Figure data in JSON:
· · · · ·

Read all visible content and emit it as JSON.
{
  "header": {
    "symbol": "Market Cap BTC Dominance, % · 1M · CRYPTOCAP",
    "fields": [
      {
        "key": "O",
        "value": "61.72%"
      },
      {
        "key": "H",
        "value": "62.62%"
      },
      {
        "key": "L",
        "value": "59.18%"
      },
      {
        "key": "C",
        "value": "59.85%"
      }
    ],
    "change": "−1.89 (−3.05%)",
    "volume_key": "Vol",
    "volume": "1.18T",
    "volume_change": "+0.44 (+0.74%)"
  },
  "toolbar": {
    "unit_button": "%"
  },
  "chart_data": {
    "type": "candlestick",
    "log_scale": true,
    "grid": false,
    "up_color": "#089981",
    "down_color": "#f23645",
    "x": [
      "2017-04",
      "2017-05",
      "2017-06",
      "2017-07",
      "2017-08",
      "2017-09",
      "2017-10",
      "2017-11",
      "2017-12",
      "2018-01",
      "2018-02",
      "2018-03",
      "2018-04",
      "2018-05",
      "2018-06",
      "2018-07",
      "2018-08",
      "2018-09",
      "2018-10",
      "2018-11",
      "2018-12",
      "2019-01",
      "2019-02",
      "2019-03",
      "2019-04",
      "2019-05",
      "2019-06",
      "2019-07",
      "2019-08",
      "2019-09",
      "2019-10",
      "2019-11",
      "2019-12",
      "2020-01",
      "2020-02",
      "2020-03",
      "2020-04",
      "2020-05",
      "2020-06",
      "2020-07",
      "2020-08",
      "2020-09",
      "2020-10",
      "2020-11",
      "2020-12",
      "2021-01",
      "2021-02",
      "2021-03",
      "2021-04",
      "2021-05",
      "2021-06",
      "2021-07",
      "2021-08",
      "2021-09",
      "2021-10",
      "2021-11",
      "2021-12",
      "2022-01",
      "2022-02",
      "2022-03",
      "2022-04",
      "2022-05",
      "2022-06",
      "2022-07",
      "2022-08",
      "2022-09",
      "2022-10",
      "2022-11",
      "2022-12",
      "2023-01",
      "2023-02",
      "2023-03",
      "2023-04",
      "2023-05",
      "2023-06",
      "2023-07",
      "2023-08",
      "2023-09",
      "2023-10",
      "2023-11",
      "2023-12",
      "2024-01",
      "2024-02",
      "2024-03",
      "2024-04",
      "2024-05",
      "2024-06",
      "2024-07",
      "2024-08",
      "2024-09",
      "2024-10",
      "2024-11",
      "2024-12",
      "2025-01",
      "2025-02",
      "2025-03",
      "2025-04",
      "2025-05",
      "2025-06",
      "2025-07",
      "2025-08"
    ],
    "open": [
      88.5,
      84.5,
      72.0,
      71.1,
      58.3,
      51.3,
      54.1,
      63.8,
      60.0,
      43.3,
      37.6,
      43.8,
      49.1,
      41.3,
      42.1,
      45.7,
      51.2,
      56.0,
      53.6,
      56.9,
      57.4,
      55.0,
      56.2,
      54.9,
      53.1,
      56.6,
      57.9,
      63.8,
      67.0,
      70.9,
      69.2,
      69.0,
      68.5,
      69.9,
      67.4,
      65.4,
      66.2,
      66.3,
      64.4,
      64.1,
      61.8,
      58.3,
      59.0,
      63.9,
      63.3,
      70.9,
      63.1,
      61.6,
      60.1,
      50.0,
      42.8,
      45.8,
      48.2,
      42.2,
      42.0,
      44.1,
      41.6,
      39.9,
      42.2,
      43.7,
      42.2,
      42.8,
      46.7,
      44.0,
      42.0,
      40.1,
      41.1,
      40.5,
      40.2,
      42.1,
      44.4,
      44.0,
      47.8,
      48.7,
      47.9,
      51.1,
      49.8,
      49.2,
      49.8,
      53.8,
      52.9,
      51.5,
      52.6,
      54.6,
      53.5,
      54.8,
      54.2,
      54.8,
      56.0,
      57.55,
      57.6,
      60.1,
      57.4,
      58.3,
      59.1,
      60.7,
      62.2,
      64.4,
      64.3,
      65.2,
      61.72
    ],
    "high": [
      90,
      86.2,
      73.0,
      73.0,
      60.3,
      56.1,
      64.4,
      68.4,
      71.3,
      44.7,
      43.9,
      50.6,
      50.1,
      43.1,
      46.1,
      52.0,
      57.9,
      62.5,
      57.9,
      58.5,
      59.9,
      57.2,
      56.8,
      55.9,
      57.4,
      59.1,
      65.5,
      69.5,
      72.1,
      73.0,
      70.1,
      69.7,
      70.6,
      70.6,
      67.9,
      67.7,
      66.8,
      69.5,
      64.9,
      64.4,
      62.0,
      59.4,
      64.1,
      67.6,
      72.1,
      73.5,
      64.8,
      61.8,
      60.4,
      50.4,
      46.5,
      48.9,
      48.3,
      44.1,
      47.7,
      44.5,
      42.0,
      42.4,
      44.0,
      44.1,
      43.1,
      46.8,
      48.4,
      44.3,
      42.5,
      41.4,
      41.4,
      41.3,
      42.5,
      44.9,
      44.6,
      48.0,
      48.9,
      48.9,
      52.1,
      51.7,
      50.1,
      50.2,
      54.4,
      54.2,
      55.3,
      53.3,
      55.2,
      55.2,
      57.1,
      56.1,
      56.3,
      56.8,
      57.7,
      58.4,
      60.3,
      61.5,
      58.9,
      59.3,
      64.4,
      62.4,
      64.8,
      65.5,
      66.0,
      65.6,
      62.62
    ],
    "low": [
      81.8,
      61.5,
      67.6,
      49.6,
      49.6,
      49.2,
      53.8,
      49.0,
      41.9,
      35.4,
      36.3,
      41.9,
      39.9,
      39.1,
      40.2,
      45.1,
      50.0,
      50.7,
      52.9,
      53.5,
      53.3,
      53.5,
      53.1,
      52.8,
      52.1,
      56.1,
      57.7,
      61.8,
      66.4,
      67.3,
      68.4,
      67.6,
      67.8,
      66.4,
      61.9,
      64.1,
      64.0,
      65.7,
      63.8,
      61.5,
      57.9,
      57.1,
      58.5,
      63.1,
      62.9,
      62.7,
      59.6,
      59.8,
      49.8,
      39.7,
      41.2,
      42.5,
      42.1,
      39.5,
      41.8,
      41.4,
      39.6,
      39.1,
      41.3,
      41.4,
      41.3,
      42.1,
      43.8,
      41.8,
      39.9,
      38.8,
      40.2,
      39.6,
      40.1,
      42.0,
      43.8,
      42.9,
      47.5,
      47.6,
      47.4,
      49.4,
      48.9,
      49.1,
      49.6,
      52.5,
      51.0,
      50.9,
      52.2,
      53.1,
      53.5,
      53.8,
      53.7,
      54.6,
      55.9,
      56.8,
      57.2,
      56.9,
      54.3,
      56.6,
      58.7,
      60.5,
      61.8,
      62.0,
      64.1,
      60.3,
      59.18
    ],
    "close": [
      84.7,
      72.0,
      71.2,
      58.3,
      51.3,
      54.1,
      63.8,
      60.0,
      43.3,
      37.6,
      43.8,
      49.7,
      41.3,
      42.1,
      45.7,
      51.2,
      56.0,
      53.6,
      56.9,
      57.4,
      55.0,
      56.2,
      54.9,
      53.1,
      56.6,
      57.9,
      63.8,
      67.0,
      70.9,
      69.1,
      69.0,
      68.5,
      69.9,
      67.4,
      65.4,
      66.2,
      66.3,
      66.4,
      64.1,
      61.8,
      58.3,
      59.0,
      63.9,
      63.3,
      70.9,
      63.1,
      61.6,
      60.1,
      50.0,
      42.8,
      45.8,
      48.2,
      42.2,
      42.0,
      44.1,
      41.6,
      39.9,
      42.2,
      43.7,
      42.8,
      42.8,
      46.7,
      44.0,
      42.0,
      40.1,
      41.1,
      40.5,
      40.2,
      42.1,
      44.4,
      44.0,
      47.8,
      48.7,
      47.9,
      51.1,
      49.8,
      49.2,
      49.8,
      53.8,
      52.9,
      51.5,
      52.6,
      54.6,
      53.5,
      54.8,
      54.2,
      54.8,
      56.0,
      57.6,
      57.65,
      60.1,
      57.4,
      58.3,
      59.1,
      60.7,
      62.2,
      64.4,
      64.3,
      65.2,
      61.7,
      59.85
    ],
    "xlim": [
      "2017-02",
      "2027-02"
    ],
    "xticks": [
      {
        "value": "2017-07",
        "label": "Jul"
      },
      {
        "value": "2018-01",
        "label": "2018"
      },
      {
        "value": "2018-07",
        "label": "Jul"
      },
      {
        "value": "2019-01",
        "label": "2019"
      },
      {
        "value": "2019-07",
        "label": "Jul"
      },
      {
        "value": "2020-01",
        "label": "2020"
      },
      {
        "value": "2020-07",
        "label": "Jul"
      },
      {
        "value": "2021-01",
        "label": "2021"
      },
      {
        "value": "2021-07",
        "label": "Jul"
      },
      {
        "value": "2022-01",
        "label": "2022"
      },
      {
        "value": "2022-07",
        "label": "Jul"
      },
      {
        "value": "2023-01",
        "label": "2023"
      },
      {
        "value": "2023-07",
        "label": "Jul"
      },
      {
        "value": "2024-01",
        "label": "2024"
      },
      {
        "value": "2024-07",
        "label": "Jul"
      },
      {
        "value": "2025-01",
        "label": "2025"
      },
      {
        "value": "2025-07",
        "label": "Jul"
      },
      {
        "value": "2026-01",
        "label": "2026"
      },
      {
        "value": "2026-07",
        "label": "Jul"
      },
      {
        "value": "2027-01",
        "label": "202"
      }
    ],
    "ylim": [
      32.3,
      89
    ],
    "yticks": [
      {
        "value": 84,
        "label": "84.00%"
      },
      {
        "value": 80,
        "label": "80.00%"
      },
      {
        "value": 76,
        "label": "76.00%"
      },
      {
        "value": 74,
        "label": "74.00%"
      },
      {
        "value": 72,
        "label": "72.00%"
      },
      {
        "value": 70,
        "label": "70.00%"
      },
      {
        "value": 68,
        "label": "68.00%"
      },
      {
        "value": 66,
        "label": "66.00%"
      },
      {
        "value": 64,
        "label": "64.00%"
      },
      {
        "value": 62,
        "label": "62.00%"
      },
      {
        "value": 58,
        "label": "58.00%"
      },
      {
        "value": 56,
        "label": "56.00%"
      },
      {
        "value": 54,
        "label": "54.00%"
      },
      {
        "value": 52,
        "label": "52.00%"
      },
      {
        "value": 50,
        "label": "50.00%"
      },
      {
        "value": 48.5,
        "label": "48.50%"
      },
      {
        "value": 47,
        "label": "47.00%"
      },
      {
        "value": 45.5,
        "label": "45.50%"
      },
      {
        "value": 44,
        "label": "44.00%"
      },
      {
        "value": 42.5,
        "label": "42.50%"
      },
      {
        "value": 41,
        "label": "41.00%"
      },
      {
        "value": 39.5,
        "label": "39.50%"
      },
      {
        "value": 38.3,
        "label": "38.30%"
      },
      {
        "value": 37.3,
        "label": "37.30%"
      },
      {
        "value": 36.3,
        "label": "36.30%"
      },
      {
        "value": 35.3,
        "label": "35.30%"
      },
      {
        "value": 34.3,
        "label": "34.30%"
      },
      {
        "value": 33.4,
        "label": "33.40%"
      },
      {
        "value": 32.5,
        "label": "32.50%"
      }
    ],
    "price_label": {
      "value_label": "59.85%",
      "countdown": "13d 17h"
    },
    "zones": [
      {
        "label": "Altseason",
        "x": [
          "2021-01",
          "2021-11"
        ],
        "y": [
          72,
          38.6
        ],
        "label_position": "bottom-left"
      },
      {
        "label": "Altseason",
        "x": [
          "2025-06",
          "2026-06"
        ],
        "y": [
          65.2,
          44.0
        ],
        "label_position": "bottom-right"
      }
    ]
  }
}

· · · · ·

### EXERCISE DETAILS
Count the lines that include the word "bottom" and state the result as a bare number.

### OUTPUT OF THE EXERCISE
2